** Short problem **
Pull every line containing the word "prefix" from the records.

++++

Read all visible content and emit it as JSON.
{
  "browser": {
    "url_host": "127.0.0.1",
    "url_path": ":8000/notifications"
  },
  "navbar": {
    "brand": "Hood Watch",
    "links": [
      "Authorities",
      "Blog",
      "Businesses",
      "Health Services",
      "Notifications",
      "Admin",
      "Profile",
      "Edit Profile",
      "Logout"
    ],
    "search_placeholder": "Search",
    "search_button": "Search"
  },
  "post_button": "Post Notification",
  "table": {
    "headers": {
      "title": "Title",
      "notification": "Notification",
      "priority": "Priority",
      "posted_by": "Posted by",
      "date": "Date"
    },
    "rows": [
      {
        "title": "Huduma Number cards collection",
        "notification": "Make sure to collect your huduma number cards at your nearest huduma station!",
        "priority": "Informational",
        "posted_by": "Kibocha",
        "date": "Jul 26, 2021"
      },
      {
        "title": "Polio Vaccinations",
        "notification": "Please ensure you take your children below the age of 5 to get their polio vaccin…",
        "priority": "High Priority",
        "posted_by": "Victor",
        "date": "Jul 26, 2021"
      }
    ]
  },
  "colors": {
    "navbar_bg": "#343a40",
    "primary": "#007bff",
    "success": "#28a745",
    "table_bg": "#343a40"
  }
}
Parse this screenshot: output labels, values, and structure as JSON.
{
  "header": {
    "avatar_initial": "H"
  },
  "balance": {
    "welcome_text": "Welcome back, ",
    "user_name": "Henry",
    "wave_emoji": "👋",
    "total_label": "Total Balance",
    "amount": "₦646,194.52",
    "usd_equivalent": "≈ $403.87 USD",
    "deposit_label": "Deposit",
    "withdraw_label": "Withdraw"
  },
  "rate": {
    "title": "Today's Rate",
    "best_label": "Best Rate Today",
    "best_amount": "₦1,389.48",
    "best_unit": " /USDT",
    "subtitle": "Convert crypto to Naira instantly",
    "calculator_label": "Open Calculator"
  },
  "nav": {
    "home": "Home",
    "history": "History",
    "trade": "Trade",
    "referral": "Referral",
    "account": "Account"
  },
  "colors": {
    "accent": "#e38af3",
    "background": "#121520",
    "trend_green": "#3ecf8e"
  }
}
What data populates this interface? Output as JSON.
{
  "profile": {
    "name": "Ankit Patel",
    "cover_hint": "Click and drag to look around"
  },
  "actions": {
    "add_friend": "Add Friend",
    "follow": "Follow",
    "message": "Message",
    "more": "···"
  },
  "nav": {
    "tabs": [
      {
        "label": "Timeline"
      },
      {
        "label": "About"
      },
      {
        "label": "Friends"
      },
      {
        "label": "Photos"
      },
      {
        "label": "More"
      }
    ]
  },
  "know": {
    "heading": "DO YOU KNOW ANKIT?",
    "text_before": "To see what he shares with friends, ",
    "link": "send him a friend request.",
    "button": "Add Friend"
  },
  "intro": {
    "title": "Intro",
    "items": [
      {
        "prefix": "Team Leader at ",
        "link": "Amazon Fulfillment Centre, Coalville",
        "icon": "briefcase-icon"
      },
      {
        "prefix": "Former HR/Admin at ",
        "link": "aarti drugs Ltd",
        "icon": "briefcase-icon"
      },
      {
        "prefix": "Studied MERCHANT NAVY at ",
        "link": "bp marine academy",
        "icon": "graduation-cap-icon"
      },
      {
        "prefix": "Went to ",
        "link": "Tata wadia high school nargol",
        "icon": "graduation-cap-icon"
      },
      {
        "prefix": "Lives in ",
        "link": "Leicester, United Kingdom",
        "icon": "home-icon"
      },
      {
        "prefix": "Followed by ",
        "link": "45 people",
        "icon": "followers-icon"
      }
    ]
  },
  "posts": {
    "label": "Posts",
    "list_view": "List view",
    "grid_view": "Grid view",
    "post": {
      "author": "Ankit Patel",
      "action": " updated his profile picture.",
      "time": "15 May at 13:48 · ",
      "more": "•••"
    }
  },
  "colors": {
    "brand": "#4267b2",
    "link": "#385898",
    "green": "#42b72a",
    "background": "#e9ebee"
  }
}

++++

** Solution to this problem **
        "prefix": "Team Leader at ",
        "prefix": "Former HR/Admin at ",
        "prefix": "Studied MERCHANT NAVY at ",
        "prefix": "Went to ",
        "prefix": "Lives in ",
        "prefix": "Followed by ",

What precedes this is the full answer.